## Goal
Repeat the listing that follows, character for character, minus the pictures.
**** Materials provided
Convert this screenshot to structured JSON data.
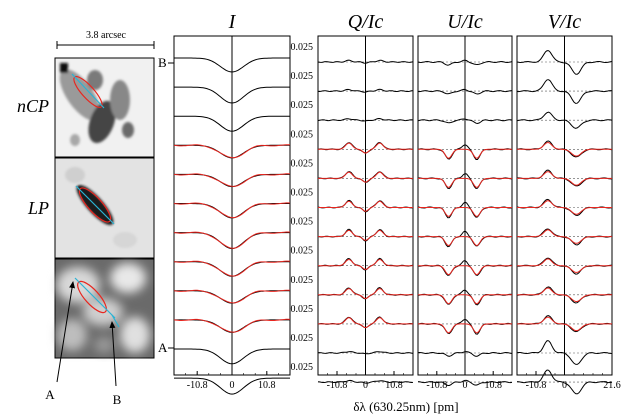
{
  "images": {
    "scale_label": "3.8 arcsec",
    "panel_labels": [
      "nCP",
      "LP",
      ""
    ],
    "pointer_labels": [
      "A",
      "B"
    ]
  },
  "chart_data": {
    "type": "line",
    "xlabel": "δλ (630.25nm) [pm]",
    "panels": [
      {
        "title": "I",
        "xticks": [
          "-10.8",
          "0",
          "10.8"
        ],
        "yticks": []
      },
      {
        "title": "Q/Ic",
        "xticks": [
          "-10.8",
          "0",
          "10.8"
        ],
        "yticks": [
          "0.025",
          "0.025",
          "0.025",
          "0.025",
          "0.025",
          "0.025",
          "0.025",
          "0.025",
          "0.025",
          "0.025",
          "0.025",
          "0.025"
        ]
      },
      {
        "title": "U/Ic",
        "xticks": [
          "-10.8",
          "0",
          "10.8"
        ],
        "yticks": []
      },
      {
        "title": "V/Ic",
        "xticks": [
          "-10.8",
          "0",
          "21.6"
        ],
        "yticks": []
      }
    ],
    "row_labels": {
      "top": "B",
      "bottom": "A"
    },
    "n_rows": 12,
    "fit_rows": [
      3,
      4,
      5,
      6,
      7,
      8,
      9
    ],
    "colors": {
      "observed": "#000000",
      "fit": "#e8261f",
      "overlay": "#2bb3d4"
    }
  }
}
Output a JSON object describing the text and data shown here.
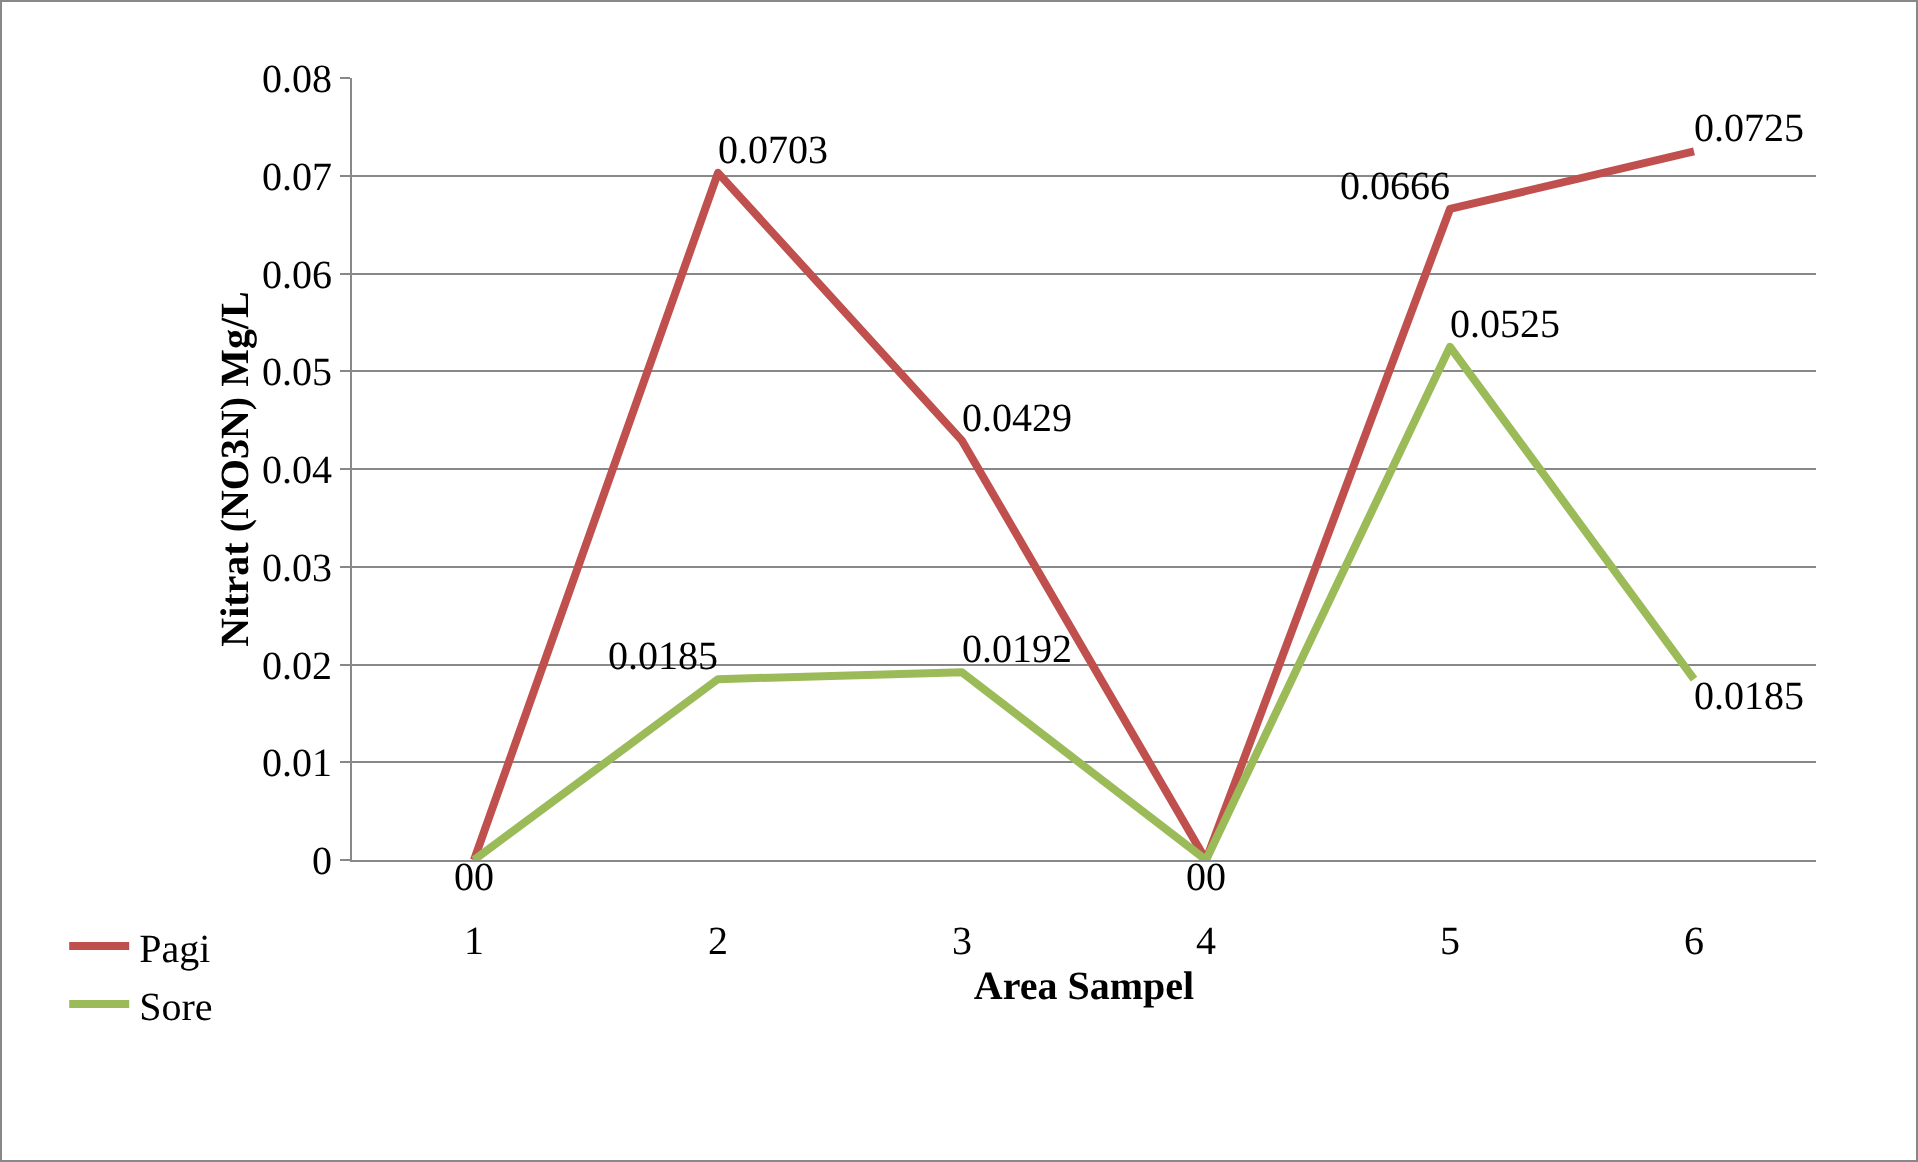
********
## Finished answer
Convert this screenshot to structured JSON data.
{
  "images": {
    "scale_label": "3.8 arcsec",
    "panel_labels": [
      "nCP",
      "LP",
      ""
    ],
    "pointer_labels": [
      "A",
      "B"
    ]
  },
  "chart_data": {
    "type": "line",
    "xlabel": "δλ (630.25nm) [pm]",
    "panels": [
      {
        "title": "I",
        "xticks": [
          "-10.8",
          "0",
          "10.8"
        ],
        "yticks": []
      },
      {
        "title": "Q/Ic",
        "xticks": [
          "-10.8",
          "0",
          "10.8"
        ],
        "yticks": [
          "0.025",
          "0.025",
          "0.025",
          "0.025",
          "0.025",
          "0.025",
          "0.025",
          "0.025",
          "0.025",
          "0.025",
          "0.025",
          "0.025"
        ]
      },
      {
        "title": "U/Ic",
        "xticks": [
          "-10.8",
          "0",
          "10.8"
        ],
        "yticks": []
      },
      {
        "title": "V/Ic",
        "xticks": [
          "-10.8",
          "0",
          "21.6"
        ],
        "yticks": []
      }
    ],
    "row_labels": {
      "top": "B",
      "bottom": "A"
    },
    "n_rows": 12,
    "fit_rows": [
      3,
      4,
      5,
      6,
      7,
      8,
      9
    ],
    "colors": {
      "observed": "#000000",
      "fit": "#e8261f",
      "overlay": "#2bb3d4"
    }
  }
}
Output a JSON object describing the text and data shown here.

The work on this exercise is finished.